Material for this task>
---

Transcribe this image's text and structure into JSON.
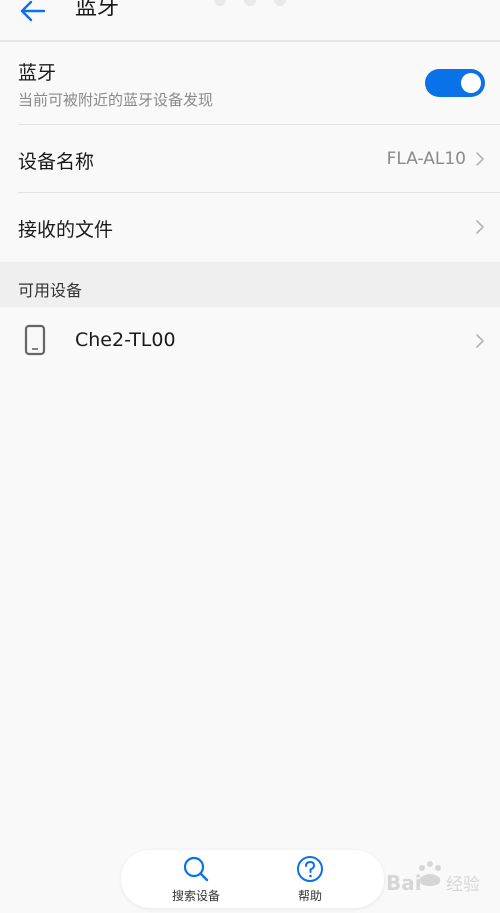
{
  "header": {
    "title": "蓝牙"
  },
  "bluetooth": {
    "title": "蓝牙",
    "subtitle": "当前可被附近的蓝牙设备发现",
    "enabled": true
  },
  "device_name": {
    "label": "设备名称",
    "value": "FLA-AL10"
  },
  "received_files": {
    "label": "接收的文件"
  },
  "available_devices": {
    "section_title": "可用设备",
    "items": [
      {
        "name": "Che2-TL00",
        "icon": "phone-icon"
      }
    ]
  },
  "bottom_bar": {
    "search_label": "搜索设备",
    "help_label": "帮助"
  },
  "watermark": {
    "text": "Bai 经验"
  },
  "colors": {
    "accent": "#0a72e8",
    "background": "#f9f9f9",
    "section_bg": "#efefef"
  }
}
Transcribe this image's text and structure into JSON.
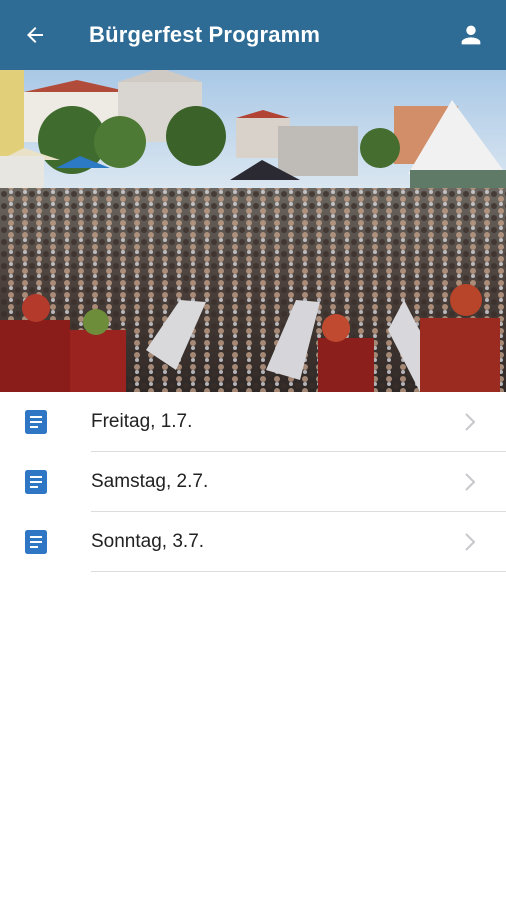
{
  "app": {
    "title": "Bürgerfest Programm",
    "accent": "#2e6b95"
  },
  "header": {
    "back_icon": "arrow-left-icon",
    "profile_icon": "person-icon"
  },
  "hero": {
    "image": "festival-crowd-photo"
  },
  "days": [
    {
      "label": "Freitag, 1.7.",
      "icon": "document-icon"
    },
    {
      "label": "Samstag, 2.7.",
      "icon": "document-icon"
    },
    {
      "label": "Sonntag, 3.7.",
      "icon": "document-icon"
    }
  ]
}
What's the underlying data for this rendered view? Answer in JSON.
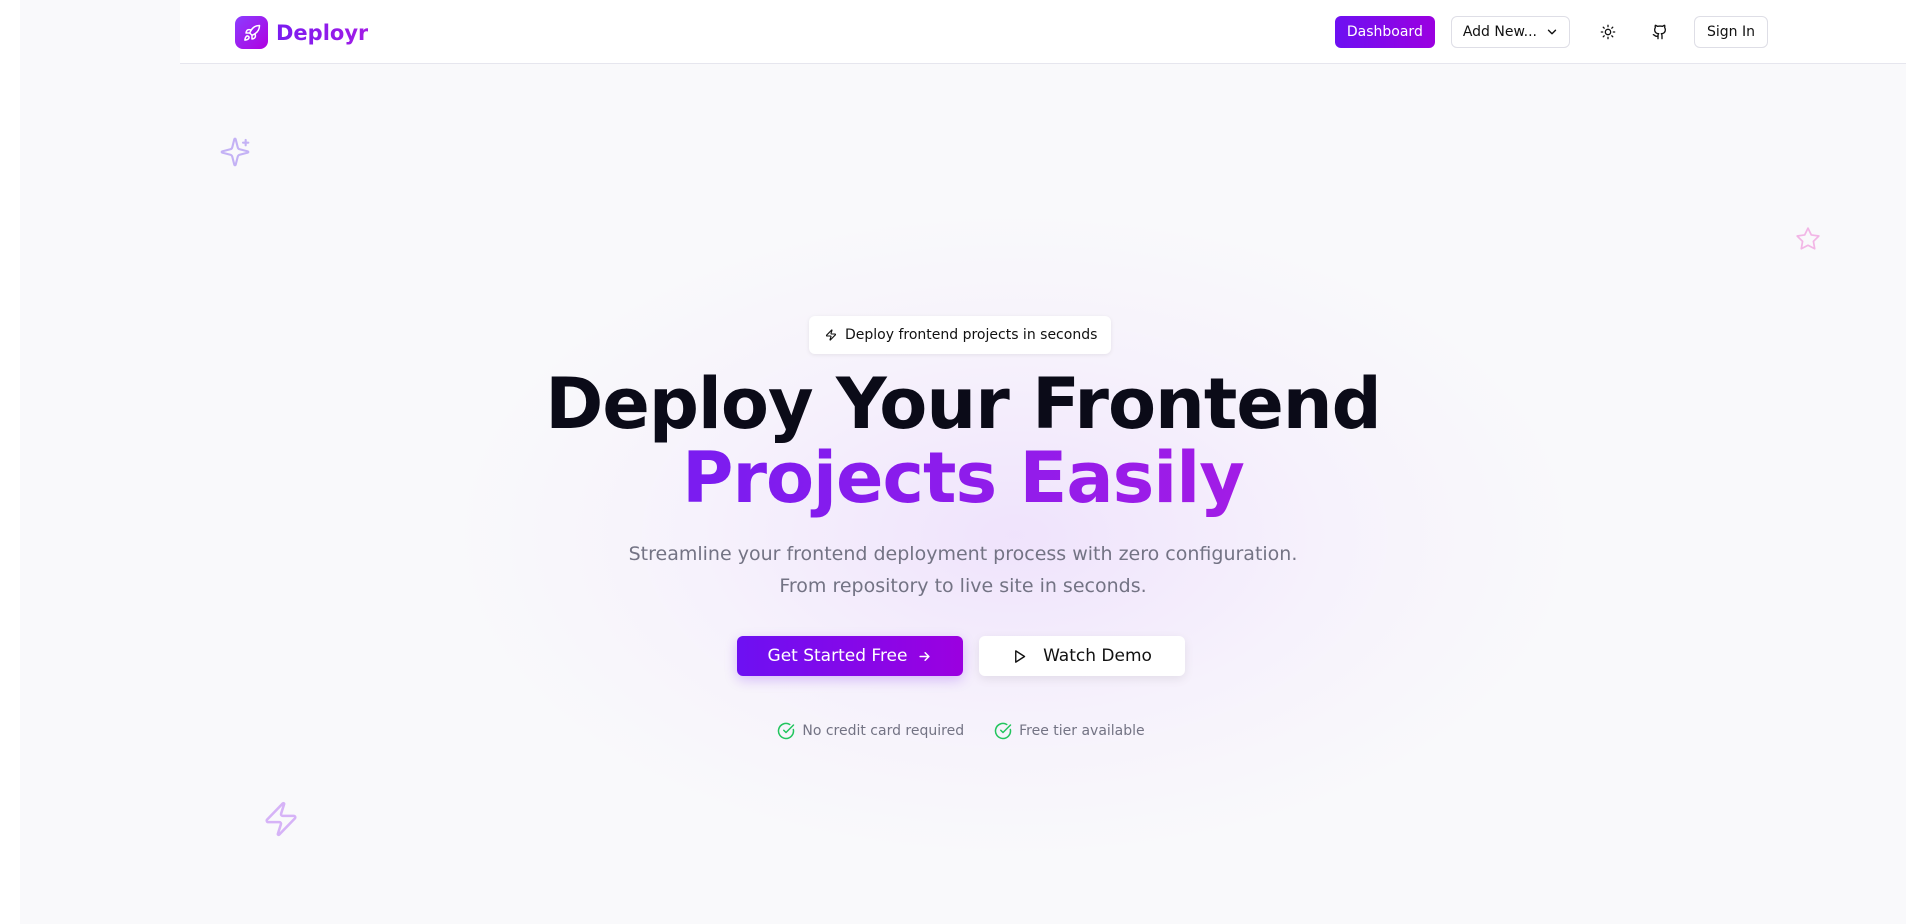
{
  "brand": {
    "name": "Deploy­r"
  },
  "nav": {
    "dashboard_label": "Dashboard",
    "add_new_label": "Add New...",
    "signin_label": "Sign In"
  },
  "hero": {
    "badge_text": "Deploy frontend projects in seconds",
    "title_line1": "Deploy Your Frontend",
    "title_line2": "Projects Easily",
    "subtitle_line1": "Streamline your frontend deployment process with zero configuration.",
    "subtitle_line2": "From repository to live site in seconds.",
    "primary_cta": "Get Started Free",
    "secondary_cta": "Watch Demo",
    "perks": [
      "No credit card required",
      "Free tier available"
    ]
  },
  "colors": {
    "accent_start": "#6d10f2",
    "accent_end": "#9b00e0",
    "success": "#22c55e",
    "muted_text": "#737384"
  },
  "icons": [
    "rocket-icon",
    "chevron-down-icon",
    "sun-icon",
    "github-icon",
    "sparkles-icon",
    "star-icon",
    "zap-icon",
    "arrow-right-icon",
    "play-icon",
    "check-circle-icon"
  ]
}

---

Brief> Without the pictures, return the entries exactly as they appear.

Solution for this exercise>
Transcribe this image's text and structure into JSON.
{
  "header": {
    "title": "蓝牙"
  },
  "bluetooth": {
    "title": "蓝牙",
    "subtitle": "当前可被附近的蓝牙设备发现",
    "enabled": true
  },
  "device_name": {
    "label": "设备名称",
    "value": "FLA-AL10"
  },
  "received_files": {
    "label": "接收的文件"
  },
  "available_devices": {
    "section_title": "可用设备",
    "items": [
      {
        "name": "Che2-TL00",
        "icon": "phone-icon"
      }
    ]
  },
  "bottom_bar": {
    "search_label": "搜索设备",
    "help_label": "帮助"
  },
  "watermark": {
    "text": "Bai 经验"
  },
  "colors": {
    "accent": "#0a72e8",
    "background": "#f9f9f9",
    "section_bg": "#efefef"
  }
}
Transcribe this image's text and structure into JSON.
{
  "app": {
    "title": "Bürgerfest Programm",
    "accent": "#2e6b95"
  },
  "header": {
    "back_icon": "arrow-left-icon",
    "profile_icon": "person-icon"
  },
  "hero": {
    "image": "festival-crowd-photo"
  },
  "days": [
    {
      "label": "Freitag, 1.7.",
      "icon": "document-icon"
    },
    {
      "label": "Samstag, 2.7.",
      "icon": "document-icon"
    },
    {
      "label": "Sonntag, 3.7.",
      "icon": "document-icon"
    }
  ]
}
What's the underlying data for this rendered view? Answer in JSON.
{
  "brand": {
    "name": "Deploy­r"
  },
  "nav": {
    "dashboard_label": "Dashboard",
    "add_new_label": "Add New...",
    "signin_label": "Sign In"
  },
  "hero": {
    "badge_text": "Deploy frontend projects in seconds",
    "title_line1": "Deploy Your Frontend",
    "title_line2": "Projects Easily",
    "subtitle_line1": "Streamline your frontend deployment process with zero configuration.",
    "subtitle_line2": "From repository to live site in seconds.",
    "primary_cta": "Get Started Free",
    "secondary_cta": "Watch Demo",
    "perks": [
      "No credit card required",
      "Free tier available"
    ]
  },
  "colors": {
    "accent_start": "#6d10f2",
    "accent_end": "#9b00e0",
    "success": "#22c55e",
    "muted_text": "#737384"
  },
  "icons": [
    "rocket-icon",
    "chevron-down-icon",
    "sun-icon",
    "github-icon",
    "sparkles-icon",
    "star-icon",
    "zap-icon",
    "arrow-right-icon",
    "play-icon",
    "check-circle-icon"
  ]
}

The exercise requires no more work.